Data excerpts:
┏━━

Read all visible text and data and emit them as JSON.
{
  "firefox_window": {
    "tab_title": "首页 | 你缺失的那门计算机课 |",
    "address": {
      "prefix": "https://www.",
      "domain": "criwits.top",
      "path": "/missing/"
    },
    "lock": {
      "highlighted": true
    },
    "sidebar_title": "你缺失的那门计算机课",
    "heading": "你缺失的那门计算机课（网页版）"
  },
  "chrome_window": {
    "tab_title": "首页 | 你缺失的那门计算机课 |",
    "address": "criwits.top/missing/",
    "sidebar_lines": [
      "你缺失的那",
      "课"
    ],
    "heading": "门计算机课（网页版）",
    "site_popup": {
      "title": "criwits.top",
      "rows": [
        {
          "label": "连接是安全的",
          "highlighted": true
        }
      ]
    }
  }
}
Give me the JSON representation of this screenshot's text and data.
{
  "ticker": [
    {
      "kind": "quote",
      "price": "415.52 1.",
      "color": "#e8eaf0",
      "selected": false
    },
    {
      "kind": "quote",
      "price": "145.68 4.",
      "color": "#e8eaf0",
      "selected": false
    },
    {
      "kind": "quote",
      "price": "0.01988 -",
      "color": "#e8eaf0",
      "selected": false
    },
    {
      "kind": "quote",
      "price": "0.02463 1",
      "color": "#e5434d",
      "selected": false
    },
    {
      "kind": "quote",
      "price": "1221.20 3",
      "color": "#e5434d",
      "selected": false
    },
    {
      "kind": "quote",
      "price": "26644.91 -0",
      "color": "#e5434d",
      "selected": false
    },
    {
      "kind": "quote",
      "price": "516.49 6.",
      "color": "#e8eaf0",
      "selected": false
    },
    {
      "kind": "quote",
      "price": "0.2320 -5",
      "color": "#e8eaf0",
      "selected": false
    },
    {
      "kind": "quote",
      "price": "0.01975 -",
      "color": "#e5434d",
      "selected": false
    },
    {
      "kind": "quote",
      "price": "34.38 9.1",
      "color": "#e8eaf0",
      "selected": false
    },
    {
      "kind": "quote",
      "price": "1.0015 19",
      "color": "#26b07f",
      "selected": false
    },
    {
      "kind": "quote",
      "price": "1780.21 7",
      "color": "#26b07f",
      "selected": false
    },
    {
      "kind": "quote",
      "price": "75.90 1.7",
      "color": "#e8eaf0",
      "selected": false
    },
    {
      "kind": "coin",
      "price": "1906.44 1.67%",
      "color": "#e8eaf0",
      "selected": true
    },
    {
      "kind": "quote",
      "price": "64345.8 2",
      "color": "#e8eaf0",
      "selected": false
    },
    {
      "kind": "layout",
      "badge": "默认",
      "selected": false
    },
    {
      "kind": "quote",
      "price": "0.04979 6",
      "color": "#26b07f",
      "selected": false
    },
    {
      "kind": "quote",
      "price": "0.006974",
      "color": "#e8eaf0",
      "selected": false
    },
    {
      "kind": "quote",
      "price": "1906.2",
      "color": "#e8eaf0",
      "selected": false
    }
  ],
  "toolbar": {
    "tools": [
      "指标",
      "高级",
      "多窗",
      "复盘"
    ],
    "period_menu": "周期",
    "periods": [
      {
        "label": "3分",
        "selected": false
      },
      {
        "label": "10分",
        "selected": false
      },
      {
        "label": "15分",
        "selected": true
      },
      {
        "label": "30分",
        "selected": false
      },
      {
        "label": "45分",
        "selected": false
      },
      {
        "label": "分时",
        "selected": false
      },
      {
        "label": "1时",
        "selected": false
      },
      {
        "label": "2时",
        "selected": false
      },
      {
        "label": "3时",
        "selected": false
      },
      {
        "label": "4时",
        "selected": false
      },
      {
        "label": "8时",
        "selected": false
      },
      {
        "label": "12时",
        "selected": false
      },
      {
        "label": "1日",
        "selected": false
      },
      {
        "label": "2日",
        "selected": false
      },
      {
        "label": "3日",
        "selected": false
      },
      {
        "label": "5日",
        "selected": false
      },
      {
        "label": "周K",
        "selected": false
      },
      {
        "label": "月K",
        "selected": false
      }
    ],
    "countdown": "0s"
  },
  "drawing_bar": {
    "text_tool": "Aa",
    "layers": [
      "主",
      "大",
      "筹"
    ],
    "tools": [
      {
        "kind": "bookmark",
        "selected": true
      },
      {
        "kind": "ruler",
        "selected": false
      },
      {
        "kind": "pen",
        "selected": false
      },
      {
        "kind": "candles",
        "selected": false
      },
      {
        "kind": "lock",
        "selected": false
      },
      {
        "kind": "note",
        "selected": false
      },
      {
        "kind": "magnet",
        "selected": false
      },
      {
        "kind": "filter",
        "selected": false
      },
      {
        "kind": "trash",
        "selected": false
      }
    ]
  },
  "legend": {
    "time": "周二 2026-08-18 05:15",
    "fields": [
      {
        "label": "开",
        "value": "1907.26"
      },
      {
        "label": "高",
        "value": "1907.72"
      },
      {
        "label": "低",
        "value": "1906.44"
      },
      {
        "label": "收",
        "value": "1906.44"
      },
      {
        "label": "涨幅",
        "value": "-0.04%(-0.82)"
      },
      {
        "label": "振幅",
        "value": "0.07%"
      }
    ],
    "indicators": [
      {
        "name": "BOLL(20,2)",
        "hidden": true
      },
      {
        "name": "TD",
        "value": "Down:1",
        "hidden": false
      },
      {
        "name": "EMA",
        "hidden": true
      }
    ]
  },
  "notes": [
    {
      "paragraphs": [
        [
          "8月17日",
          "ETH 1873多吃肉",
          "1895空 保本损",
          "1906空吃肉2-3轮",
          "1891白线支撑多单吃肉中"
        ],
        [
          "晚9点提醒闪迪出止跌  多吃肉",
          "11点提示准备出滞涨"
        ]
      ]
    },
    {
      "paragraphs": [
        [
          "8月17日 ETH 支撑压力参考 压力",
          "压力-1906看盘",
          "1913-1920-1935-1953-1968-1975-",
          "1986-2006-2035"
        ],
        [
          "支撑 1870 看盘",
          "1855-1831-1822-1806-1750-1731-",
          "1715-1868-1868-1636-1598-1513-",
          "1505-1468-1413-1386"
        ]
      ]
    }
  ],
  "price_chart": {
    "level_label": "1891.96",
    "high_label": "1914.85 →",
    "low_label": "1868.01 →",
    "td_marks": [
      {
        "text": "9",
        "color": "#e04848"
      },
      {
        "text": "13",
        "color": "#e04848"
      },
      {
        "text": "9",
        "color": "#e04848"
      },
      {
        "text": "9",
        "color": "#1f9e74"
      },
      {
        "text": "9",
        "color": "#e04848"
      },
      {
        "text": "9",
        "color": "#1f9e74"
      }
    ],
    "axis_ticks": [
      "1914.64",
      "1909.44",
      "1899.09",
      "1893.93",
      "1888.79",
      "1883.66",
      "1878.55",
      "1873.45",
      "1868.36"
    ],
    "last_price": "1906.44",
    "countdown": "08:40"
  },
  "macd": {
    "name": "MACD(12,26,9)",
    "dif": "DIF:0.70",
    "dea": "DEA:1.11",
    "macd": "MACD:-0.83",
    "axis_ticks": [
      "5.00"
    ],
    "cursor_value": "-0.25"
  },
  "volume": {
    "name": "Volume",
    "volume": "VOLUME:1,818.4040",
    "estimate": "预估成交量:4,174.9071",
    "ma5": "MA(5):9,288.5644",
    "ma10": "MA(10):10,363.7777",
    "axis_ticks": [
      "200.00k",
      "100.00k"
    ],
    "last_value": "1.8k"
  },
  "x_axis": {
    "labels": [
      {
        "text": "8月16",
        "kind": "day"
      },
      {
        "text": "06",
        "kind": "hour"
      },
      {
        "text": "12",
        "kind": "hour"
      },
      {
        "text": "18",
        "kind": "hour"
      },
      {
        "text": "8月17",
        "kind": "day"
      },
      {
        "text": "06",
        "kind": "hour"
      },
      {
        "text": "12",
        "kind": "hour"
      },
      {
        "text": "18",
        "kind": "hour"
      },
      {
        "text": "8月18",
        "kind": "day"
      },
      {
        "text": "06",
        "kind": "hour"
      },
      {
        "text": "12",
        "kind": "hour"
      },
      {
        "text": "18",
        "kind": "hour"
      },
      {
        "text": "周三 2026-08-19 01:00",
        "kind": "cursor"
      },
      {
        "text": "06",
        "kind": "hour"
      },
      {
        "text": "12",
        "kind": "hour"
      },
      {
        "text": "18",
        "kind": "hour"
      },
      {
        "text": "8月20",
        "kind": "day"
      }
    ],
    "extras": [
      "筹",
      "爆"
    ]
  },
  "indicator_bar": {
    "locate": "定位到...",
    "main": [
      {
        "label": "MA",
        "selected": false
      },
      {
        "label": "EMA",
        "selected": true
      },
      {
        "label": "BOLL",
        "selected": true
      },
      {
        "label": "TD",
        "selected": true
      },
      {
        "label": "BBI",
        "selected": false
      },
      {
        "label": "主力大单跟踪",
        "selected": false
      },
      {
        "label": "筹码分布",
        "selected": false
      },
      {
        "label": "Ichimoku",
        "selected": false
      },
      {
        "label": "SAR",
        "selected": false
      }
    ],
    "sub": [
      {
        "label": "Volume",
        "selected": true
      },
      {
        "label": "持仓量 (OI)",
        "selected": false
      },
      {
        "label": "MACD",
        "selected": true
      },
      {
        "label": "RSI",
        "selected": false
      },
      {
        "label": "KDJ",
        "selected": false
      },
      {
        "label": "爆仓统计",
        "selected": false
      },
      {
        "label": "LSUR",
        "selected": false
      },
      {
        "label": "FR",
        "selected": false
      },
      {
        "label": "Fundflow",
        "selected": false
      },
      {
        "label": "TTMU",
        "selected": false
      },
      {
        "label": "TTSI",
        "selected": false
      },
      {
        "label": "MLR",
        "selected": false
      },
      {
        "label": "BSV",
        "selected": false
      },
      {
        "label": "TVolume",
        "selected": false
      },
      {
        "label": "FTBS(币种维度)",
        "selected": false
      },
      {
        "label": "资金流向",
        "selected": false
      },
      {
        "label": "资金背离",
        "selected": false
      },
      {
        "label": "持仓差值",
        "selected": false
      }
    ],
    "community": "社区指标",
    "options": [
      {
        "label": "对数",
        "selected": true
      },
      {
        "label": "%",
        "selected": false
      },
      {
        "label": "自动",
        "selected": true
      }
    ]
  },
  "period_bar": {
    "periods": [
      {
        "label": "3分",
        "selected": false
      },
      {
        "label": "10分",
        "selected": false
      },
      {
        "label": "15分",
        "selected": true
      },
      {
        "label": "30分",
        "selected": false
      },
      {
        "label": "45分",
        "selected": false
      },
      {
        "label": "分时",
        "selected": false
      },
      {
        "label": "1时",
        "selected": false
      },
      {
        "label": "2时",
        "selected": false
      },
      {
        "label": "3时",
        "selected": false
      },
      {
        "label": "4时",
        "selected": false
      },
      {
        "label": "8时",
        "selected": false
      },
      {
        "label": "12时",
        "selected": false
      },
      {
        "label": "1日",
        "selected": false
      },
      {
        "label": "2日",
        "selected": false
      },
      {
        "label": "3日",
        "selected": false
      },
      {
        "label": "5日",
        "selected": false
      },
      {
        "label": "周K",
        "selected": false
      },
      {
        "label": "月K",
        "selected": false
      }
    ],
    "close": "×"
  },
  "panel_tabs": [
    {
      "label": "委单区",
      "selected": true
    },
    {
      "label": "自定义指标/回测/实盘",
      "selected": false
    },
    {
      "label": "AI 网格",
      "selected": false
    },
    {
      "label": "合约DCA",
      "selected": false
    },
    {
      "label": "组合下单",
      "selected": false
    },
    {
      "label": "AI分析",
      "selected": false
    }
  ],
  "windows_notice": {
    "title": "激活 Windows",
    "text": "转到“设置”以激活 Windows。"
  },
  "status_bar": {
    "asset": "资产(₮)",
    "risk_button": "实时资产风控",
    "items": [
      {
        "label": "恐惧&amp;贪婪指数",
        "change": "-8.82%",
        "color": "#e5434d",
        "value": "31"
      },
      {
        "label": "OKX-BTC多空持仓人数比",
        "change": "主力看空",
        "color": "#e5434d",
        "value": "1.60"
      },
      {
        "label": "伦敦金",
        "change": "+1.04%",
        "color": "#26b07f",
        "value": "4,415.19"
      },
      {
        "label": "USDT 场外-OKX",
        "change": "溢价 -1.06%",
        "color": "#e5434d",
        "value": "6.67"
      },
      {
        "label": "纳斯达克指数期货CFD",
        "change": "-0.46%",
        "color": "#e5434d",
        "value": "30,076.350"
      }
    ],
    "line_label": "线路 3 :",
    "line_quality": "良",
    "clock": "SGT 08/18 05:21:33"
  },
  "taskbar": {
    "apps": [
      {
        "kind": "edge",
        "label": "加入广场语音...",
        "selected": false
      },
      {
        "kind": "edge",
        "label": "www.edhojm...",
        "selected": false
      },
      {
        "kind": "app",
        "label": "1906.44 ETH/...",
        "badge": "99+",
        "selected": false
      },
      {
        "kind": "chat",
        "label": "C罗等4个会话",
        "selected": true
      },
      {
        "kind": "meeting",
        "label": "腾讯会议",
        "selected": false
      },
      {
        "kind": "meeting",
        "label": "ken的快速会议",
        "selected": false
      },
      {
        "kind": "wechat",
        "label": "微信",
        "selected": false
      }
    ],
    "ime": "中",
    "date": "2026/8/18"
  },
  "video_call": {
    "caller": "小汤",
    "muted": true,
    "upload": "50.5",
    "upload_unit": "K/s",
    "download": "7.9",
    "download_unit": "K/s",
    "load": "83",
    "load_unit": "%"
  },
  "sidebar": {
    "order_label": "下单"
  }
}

┗━━

**TASK OBJECTIVE**
Say, as a number only, how many lines of the data contain "highlighted".

**TASK RESULT**
2